#### [Task]
Without the pictures, repeat the listing character for character.

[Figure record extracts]
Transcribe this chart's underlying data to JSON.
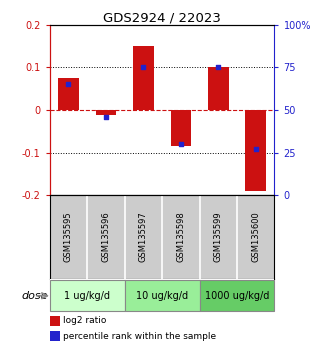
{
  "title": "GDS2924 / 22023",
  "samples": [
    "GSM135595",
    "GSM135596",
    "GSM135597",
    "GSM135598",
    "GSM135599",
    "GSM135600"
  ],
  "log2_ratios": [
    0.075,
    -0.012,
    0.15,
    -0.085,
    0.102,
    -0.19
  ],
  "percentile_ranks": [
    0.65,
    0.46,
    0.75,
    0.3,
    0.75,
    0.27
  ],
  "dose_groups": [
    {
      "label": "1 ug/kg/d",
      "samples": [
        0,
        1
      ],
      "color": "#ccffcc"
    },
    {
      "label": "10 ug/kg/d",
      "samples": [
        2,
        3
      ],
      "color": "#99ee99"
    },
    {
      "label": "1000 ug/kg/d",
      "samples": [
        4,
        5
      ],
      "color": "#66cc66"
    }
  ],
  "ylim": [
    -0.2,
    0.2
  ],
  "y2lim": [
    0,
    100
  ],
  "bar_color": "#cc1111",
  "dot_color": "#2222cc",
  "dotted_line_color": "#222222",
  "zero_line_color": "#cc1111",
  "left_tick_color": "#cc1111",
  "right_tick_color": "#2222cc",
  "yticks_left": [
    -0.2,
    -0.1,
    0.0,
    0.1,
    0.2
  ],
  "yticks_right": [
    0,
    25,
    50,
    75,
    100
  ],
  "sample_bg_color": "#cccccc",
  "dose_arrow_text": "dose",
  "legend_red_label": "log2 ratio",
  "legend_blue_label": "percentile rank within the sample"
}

#### [Solution for this problem]
Transcribe this chart's underlying data to JSON.
{
  "title": "GDS2924 / 22023",
  "samples": [
    "GSM135595",
    "GSM135596",
    "GSM135597",
    "GSM135598",
    "GSM135599",
    "GSM135600"
  ],
  "log2_ratios": [
    0.075,
    -0.012,
    0.15,
    -0.085,
    0.102,
    -0.19
  ],
  "percentile_ranks": [
    0.65,
    0.46,
    0.75,
    0.3,
    0.75,
    0.27
  ],
  "dose_groups": [
    {
      "label": "1 ug/kg/d",
      "samples": [
        0,
        1
      ],
      "color": "#ccffcc"
    },
    {
      "label": "10 ug/kg/d",
      "samples": [
        2,
        3
      ],
      "color": "#99ee99"
    },
    {
      "label": "1000 ug/kg/d",
      "samples": [
        4,
        5
      ],
      "color": "#66cc66"
    }
  ],
  "ylim": [
    -0.2,
    0.2
  ],
  "y2lim": [
    0,
    100
  ],
  "bar_color": "#cc1111",
  "dot_color": "#2222cc",
  "dotted_line_color": "#222222",
  "zero_line_color": "#cc1111",
  "left_tick_color": "#cc1111",
  "right_tick_color": "#2222cc",
  "yticks_left": [
    -0.2,
    -0.1,
    0.0,
    0.1,
    0.2
  ],
  "yticks_right": [
    0,
    25,
    50,
    75,
    100
  ],
  "sample_bg_color": "#cccccc",
  "dose_arrow_text": "dose",
  "legend_red_label": "log2 ratio",
  "legend_blue_label": "percentile rank within the sample"
}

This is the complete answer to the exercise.